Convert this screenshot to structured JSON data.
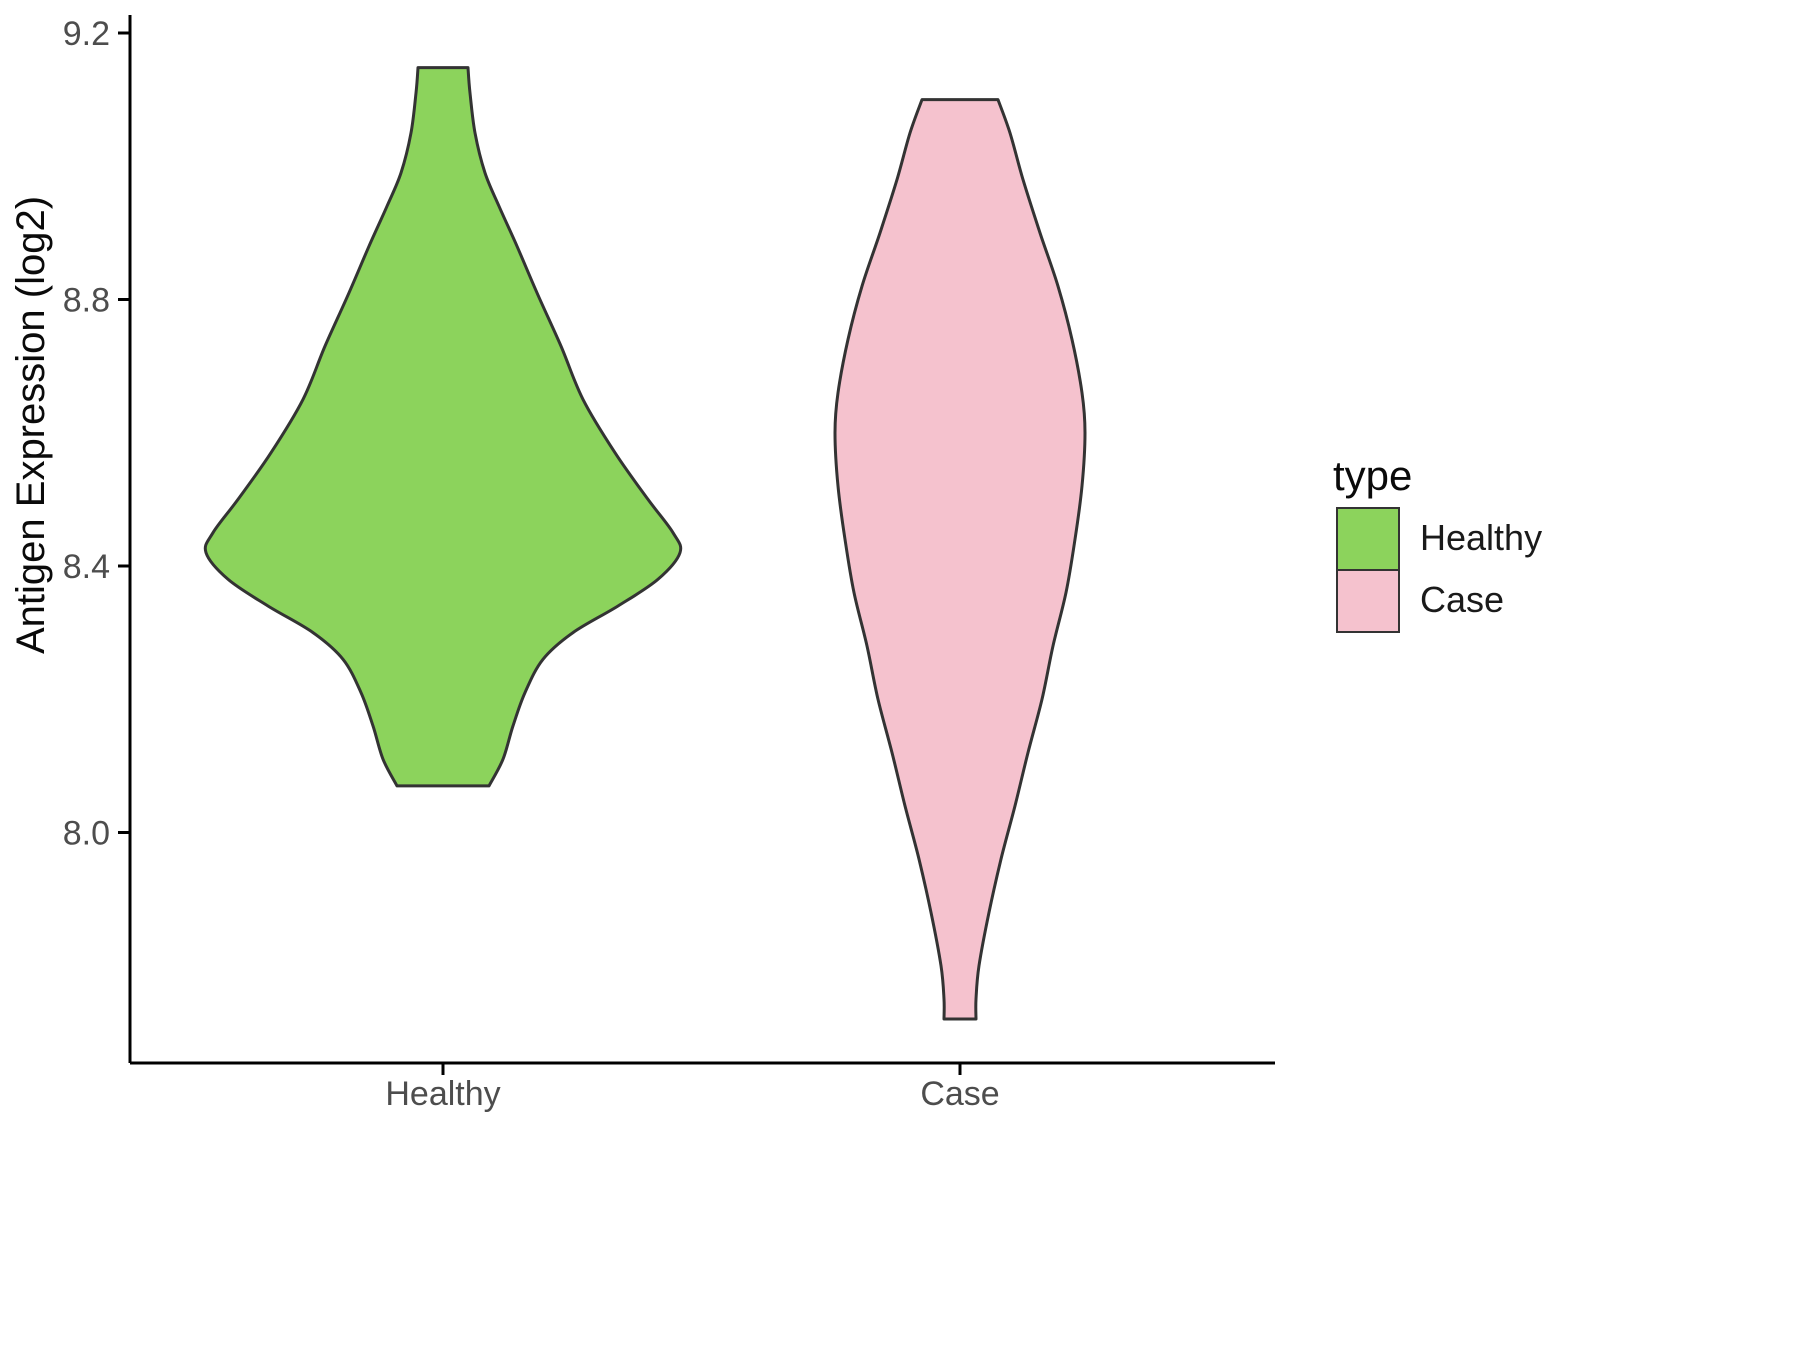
{
  "chart_data": {
    "type": "violin",
    "title": "",
    "xlabel": "",
    "ylabel": "Antigen Expression (log2)",
    "categories": [
      "Healthy",
      "Case"
    ],
    "y_ticks": [
      9.2,
      8.8,
      8.4,
      8.0
    ],
    "y_tick_labels": [
      "9.2",
      "8.8",
      "8.4",
      "8.0"
    ],
    "ylim": [
      7.6,
      9.25
    ],
    "grid": false,
    "legend": {
      "title": "type",
      "position": "right",
      "entries": [
        {
          "label": "Healthy",
          "color": "#8CD35C"
        },
        {
          "label": "Case",
          "color": "#F5C2CE"
        }
      ]
    },
    "series": [
      {
        "name": "Healthy",
        "color": "#8CD35C",
        "outline": "#333333",
        "value_range": [
          8.07,
          9.15
        ],
        "peak_value": 8.43,
        "profile": [
          [
            9.148,
            25
          ],
          [
            9.11,
            27
          ],
          [
            9.05,
            32
          ],
          [
            8.99,
            42
          ],
          [
            8.94,
            56
          ],
          [
            8.88,
            74
          ],
          [
            8.81,
            94
          ],
          [
            8.73,
            118
          ],
          [
            8.65,
            140
          ],
          [
            8.57,
            172
          ],
          [
            8.5,
            205
          ],
          [
            8.45,
            230
          ],
          [
            8.42,
            237
          ],
          [
            8.38,
            215
          ],
          [
            8.34,
            175
          ],
          [
            8.3,
            130
          ],
          [
            8.26,
            100
          ],
          [
            8.21,
            82
          ],
          [
            8.16,
            70
          ],
          [
            8.11,
            60
          ],
          [
            8.07,
            46
          ]
        ]
      },
      {
        "name": "Case",
        "color": "#F5C2CE",
        "outline": "#333333",
        "value_range": [
          7.72,
          9.1
        ],
        "peak_value": 8.6,
        "profile": [
          [
            9.1,
            38
          ],
          [
            9.05,
            50
          ],
          [
            8.98,
            63
          ],
          [
            8.9,
            80
          ],
          [
            8.82,
            98
          ],
          [
            8.74,
            112
          ],
          [
            8.66,
            122
          ],
          [
            8.6,
            125
          ],
          [
            8.52,
            122
          ],
          [
            8.44,
            115
          ],
          [
            8.36,
            106
          ],
          [
            8.28,
            93
          ],
          [
            8.2,
            82
          ],
          [
            8.12,
            68
          ],
          [
            8.04,
            55
          ],
          [
            7.96,
            41
          ],
          [
            7.88,
            29
          ],
          [
            7.8,
            19
          ],
          [
            7.75,
            16
          ],
          [
            7.72,
            16
          ]
        ]
      }
    ]
  },
  "colors": {
    "axis": "#000000",
    "tick_text": "#4D4D4D",
    "violin_outline": "#333333",
    "background": "#FFFFFF"
  }
}
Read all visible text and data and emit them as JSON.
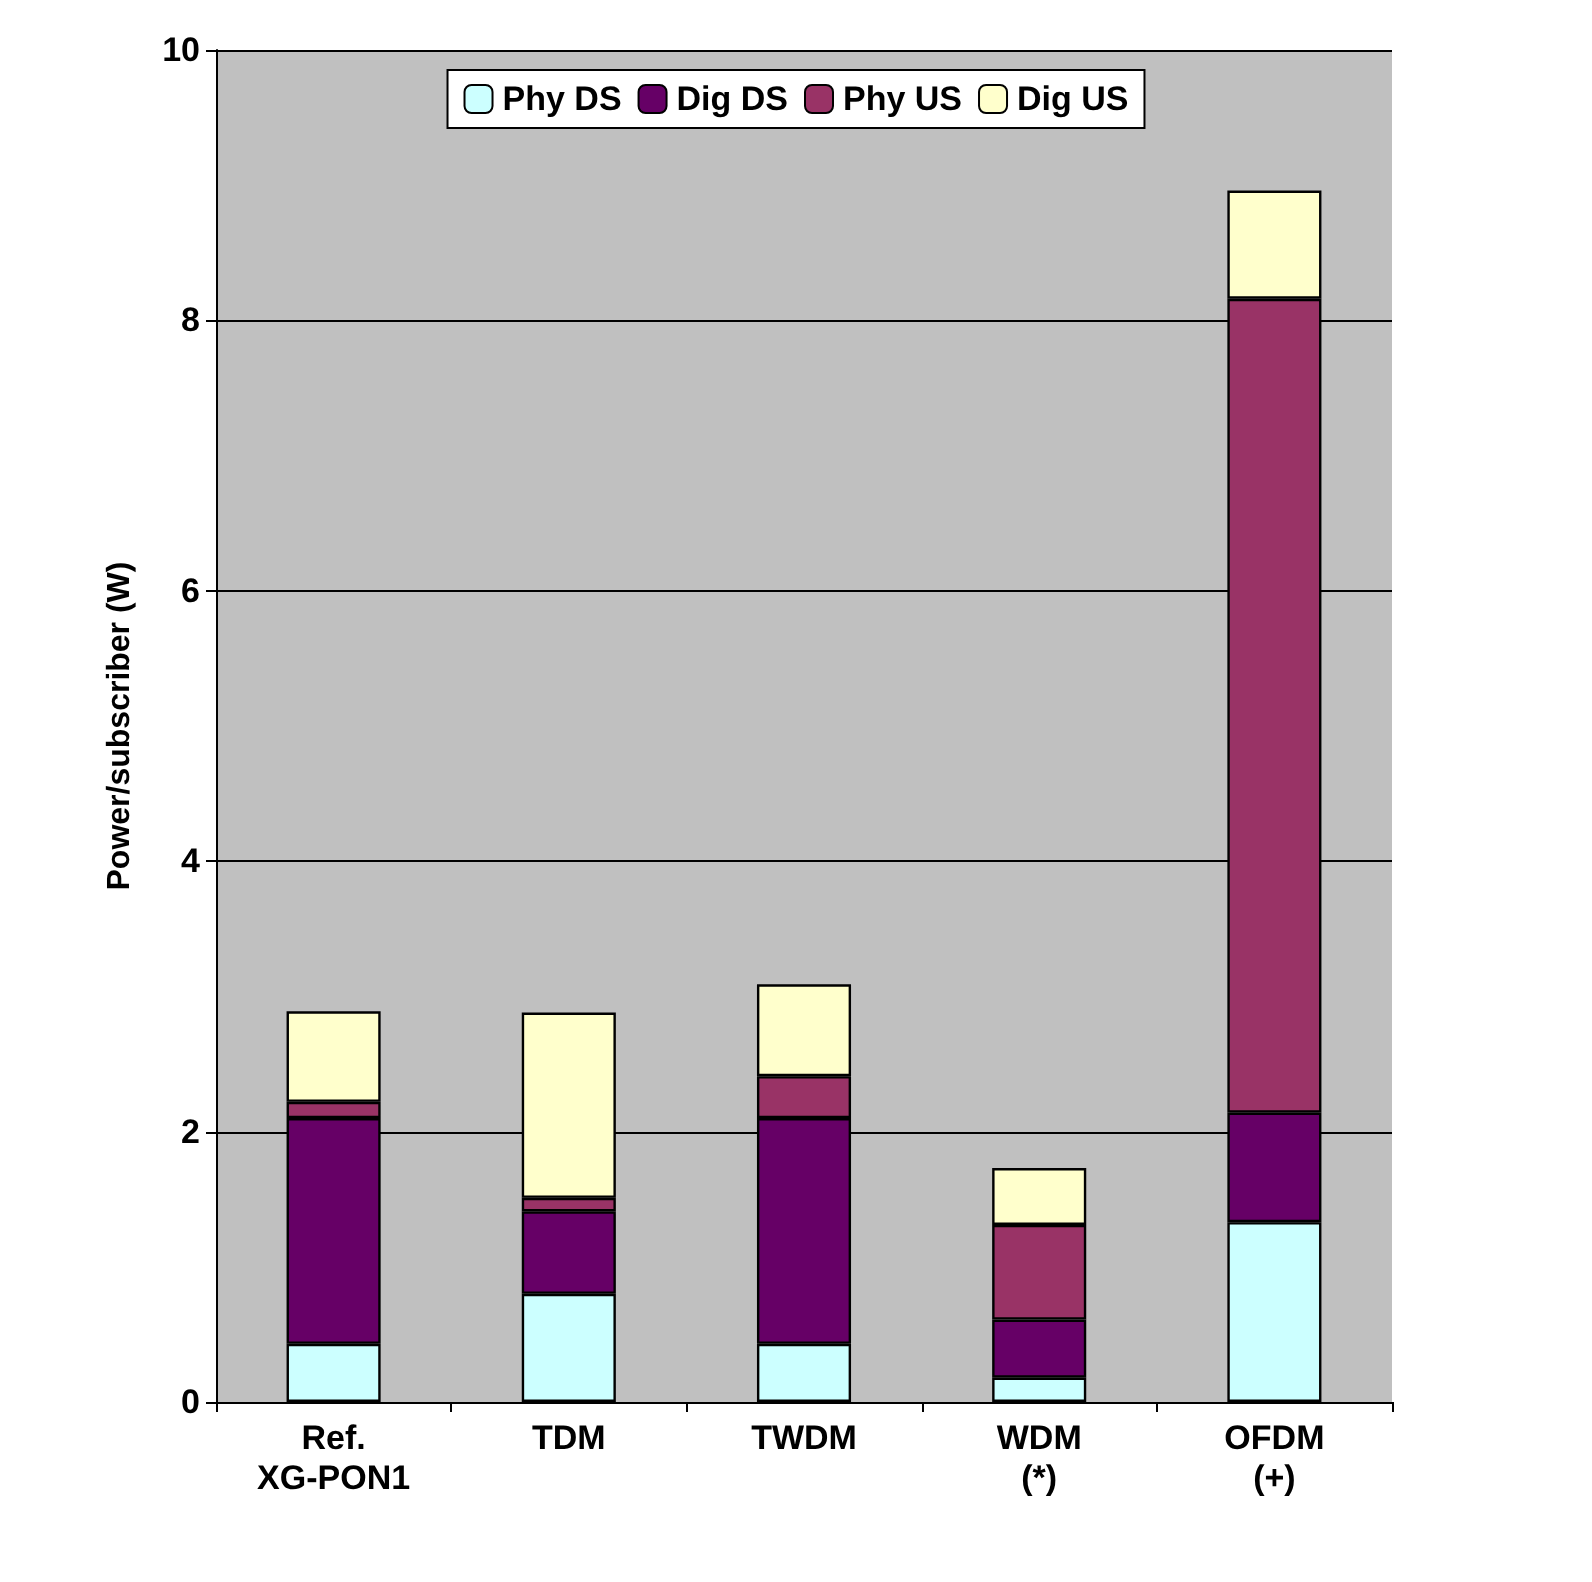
{
  "chart_data": {
    "type": "bar",
    "stacked": true,
    "ylabel": "Power/subscriber (W)",
    "categories": [
      "Ref.\nXG-PON1",
      "TDM",
      "TWDM",
      "WDM\n(*)",
      "OFDM\n(+)"
    ],
    "series": [
      {
        "name": "Phy DS",
        "color": "#ccffff",
        "values": [
          0.43,
          0.8,
          0.43,
          0.18,
          1.33
        ]
      },
      {
        "name": "Dig DS",
        "color": "#660066",
        "values": [
          1.67,
          0.61,
          1.67,
          0.43,
          0.81
        ]
      },
      {
        "name": "Phy US",
        "color": "#993366",
        "values": [
          0.12,
          0.1,
          0.31,
          0.7,
          6.02
        ]
      },
      {
        "name": "Dig US",
        "color": "#ffffcc",
        "values": [
          0.67,
          1.37,
          0.68,
          0.42,
          0.8
        ]
      }
    ],
    "ylim": [
      0,
      10
    ],
    "yticks": [
      0,
      2,
      4,
      6,
      8,
      10
    ],
    "grid": "y",
    "legend": "top"
  }
}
------------------------------
Will you set down the records word for word while leaving out every picture?

Response to this exercise:
Convert this screenshot to structured JSON data.
{
  "chart_data": {
    "type": "violin",
    "title": "",
    "xlabel": "",
    "ylabel": "Antigen Expression (log2)",
    "categories": [
      "Healthy",
      "Case"
    ],
    "y_ticks": [
      9.2,
      8.8,
      8.4,
      8.0
    ],
    "y_tick_labels": [
      "9.2",
      "8.8",
      "8.4",
      "8.0"
    ],
    "ylim": [
      7.6,
      9.25
    ],
    "grid": false,
    "legend": {
      "title": "type",
      "position": "right",
      "entries": [
        {
          "label": "Healthy",
          "color": "#8CD35C"
        },
        {
          "label": "Case",
          "color": "#F5C2CE"
        }
      ]
    },
    "series": [
      {
        "name": "Healthy",
        "color": "#8CD35C",
        "outline": "#333333",
        "value_range": [
          8.07,
          9.15
        ],
        "peak_value": 8.43,
        "profile": [
          [
            9.148,
            25
          ],
          [
            9.11,
            27
          ],
          [
            9.05,
            32
          ],
          [
            8.99,
            42
          ],
          [
            8.94,
            56
          ],
          [
            8.88,
            74
          ],
          [
            8.81,
            94
          ],
          [
            8.73,
            118
          ],
          [
            8.65,
            140
          ],
          [
            8.57,
            172
          ],
          [
            8.5,
            205
          ],
          [
            8.45,
            230
          ],
          [
            8.42,
            237
          ],
          [
            8.38,
            215
          ],
          [
            8.34,
            175
          ],
          [
            8.3,
            130
          ],
          [
            8.26,
            100
          ],
          [
            8.21,
            82
          ],
          [
            8.16,
            70
          ],
          [
            8.11,
            60
          ],
          [
            8.07,
            46
          ]
        ]
      },
      {
        "name": "Case",
        "color": "#F5C2CE",
        "outline": "#333333",
        "value_range": [
          7.72,
          9.1
        ],
        "peak_value": 8.6,
        "profile": [
          [
            9.1,
            38
          ],
          [
            9.05,
            50
          ],
          [
            8.98,
            63
          ],
          [
            8.9,
            80
          ],
          [
            8.82,
            98
          ],
          [
            8.74,
            112
          ],
          [
            8.66,
            122
          ],
          [
            8.6,
            125
          ],
          [
            8.52,
            122
          ],
          [
            8.44,
            115
          ],
          [
            8.36,
            106
          ],
          [
            8.28,
            93
          ],
          [
            8.2,
            82
          ],
          [
            8.12,
            68
          ],
          [
            8.04,
            55
          ],
          [
            7.96,
            41
          ],
          [
            7.88,
            29
          ],
          [
            7.8,
            19
          ],
          [
            7.75,
            16
          ],
          [
            7.72,
            16
          ]
        ]
      }
    ]
  },
  "colors": {
    "axis": "#000000",
    "tick_text": "#4D4D4D",
    "violin_outline": "#333333",
    "background": "#FFFFFF"
  }
}
Read all visible text and data and emit them as JSON.
{
  "chart_data": {
    "type": "bar",
    "stacked": true,
    "ylabel": "Power/subscriber (W)",
    "categories": [
      "Ref.\nXG-PON1",
      "TDM",
      "TWDM",
      "WDM\n(*)",
      "OFDM\n(+)"
    ],
    "series": [
      {
        "name": "Phy DS",
        "color": "#ccffff",
        "values": [
          0.43,
          0.8,
          0.43,
          0.18,
          1.33
        ]
      },
      {
        "name": "Dig DS",
        "color": "#660066",
        "values": [
          1.67,
          0.61,
          1.67,
          0.43,
          0.81
        ]
      },
      {
        "name": "Phy US",
        "color": "#993366",
        "values": [
          0.12,
          0.1,
          0.31,
          0.7,
          6.02
        ]
      },
      {
        "name": "Dig US",
        "color": "#ffffcc",
        "values": [
          0.67,
          1.37,
          0.68,
          0.42,
          0.8
        ]
      }
    ],
    "ylim": [
      0,
      10
    ],
    "yticks": [
      0,
      2,
      4,
      6,
      8,
      10
    ],
    "grid": "y",
    "legend": "top"
  }
}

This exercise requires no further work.